— Stated problem —
Select every line holding the word "gjzq" and copy it.

— Dataset excerpts —
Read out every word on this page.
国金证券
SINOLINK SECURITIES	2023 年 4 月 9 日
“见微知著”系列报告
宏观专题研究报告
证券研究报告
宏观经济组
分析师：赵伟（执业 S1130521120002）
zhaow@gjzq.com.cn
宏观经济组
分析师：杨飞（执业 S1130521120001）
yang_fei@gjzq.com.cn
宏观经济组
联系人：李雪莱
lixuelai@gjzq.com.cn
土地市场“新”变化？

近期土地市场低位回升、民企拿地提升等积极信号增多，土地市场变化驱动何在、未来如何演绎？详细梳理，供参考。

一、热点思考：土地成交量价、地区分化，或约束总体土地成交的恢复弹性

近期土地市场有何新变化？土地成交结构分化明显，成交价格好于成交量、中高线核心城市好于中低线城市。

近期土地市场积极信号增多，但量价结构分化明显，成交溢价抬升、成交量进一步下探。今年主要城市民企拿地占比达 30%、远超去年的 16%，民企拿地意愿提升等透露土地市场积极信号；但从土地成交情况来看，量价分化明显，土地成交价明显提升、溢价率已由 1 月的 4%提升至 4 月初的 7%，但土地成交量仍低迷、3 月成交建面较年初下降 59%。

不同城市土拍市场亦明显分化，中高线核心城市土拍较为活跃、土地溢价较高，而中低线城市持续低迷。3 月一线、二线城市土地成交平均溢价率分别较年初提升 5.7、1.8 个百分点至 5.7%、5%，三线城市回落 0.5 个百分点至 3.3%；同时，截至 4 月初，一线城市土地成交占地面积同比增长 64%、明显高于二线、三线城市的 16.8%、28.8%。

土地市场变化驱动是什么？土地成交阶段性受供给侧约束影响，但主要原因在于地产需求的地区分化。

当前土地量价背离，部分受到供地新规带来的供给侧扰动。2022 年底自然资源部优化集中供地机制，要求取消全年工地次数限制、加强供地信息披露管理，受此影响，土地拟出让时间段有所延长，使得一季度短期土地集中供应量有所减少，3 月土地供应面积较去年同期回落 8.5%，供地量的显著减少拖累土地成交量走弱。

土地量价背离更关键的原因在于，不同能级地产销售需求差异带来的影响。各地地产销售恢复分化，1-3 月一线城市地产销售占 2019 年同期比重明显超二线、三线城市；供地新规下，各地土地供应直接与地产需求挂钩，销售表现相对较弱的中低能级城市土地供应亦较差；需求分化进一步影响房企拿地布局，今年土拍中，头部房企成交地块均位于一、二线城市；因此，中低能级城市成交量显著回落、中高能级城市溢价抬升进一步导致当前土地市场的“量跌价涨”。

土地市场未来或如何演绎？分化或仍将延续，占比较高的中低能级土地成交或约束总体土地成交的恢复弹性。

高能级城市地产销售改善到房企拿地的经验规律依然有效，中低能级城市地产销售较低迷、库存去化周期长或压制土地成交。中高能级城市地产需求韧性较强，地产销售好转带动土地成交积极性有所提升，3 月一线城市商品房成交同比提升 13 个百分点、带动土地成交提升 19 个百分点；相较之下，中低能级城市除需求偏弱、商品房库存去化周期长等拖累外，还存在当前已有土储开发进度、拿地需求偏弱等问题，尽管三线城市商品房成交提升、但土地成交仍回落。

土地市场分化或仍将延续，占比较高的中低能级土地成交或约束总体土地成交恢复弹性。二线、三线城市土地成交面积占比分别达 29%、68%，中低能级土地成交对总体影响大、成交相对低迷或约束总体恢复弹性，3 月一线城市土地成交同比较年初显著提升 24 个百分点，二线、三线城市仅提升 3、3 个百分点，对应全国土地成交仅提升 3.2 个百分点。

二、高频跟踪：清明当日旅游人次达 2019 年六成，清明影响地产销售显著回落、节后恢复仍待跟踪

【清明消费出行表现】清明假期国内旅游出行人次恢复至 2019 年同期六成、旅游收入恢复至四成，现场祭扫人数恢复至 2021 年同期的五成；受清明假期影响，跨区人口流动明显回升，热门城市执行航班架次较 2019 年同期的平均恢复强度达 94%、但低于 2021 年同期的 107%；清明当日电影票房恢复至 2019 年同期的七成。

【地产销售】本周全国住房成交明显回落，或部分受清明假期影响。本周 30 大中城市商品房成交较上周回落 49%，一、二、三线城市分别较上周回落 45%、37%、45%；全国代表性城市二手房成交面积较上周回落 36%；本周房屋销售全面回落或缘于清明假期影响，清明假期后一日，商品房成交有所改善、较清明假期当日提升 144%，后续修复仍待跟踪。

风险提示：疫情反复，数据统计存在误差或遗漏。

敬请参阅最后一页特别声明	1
==
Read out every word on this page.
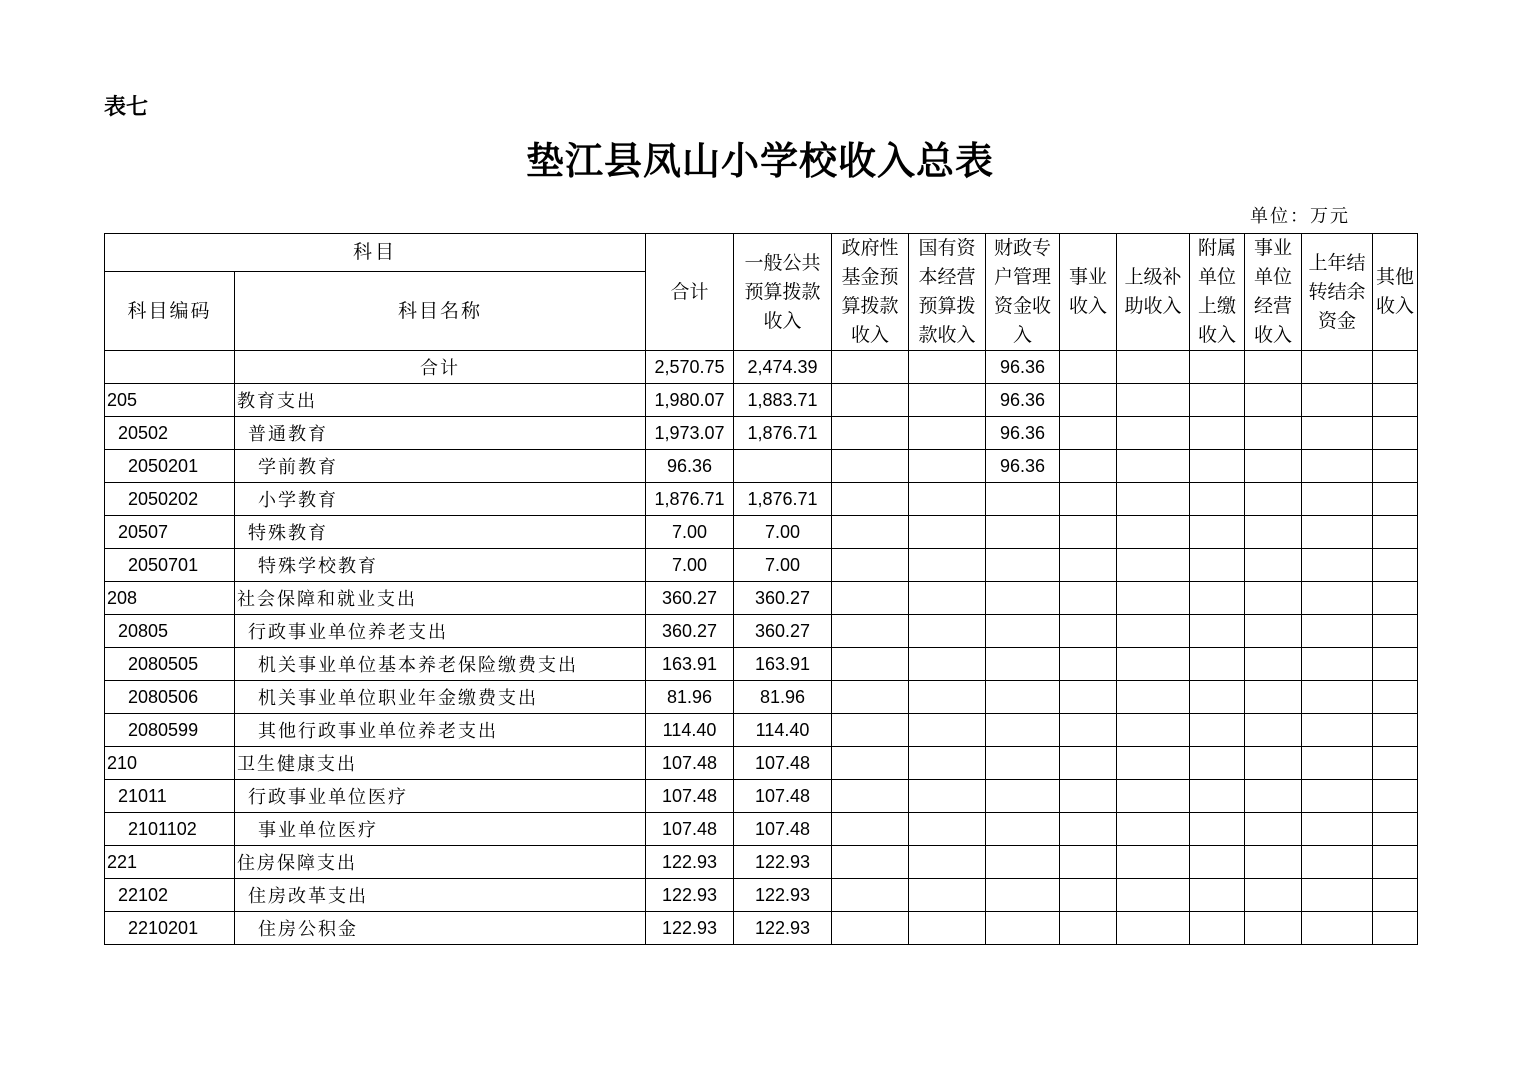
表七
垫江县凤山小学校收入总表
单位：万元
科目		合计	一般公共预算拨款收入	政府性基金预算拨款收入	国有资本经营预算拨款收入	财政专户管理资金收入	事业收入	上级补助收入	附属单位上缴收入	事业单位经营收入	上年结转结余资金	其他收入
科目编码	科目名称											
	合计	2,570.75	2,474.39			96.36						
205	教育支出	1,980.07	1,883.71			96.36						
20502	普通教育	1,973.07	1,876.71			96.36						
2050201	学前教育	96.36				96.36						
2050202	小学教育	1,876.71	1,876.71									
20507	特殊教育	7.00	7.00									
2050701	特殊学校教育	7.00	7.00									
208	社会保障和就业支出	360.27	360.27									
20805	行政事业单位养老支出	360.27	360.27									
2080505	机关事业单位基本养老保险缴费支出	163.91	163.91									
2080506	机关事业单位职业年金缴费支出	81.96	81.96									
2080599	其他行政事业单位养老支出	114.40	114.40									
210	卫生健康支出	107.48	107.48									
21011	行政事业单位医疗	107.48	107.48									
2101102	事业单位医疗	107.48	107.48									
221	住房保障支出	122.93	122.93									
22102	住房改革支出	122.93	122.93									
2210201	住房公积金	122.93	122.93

— Response to this exercise —
zhaow@gjzq.com.cn
yang_fei@gjzq.com.cn
lixuelai@gjzq.com.cn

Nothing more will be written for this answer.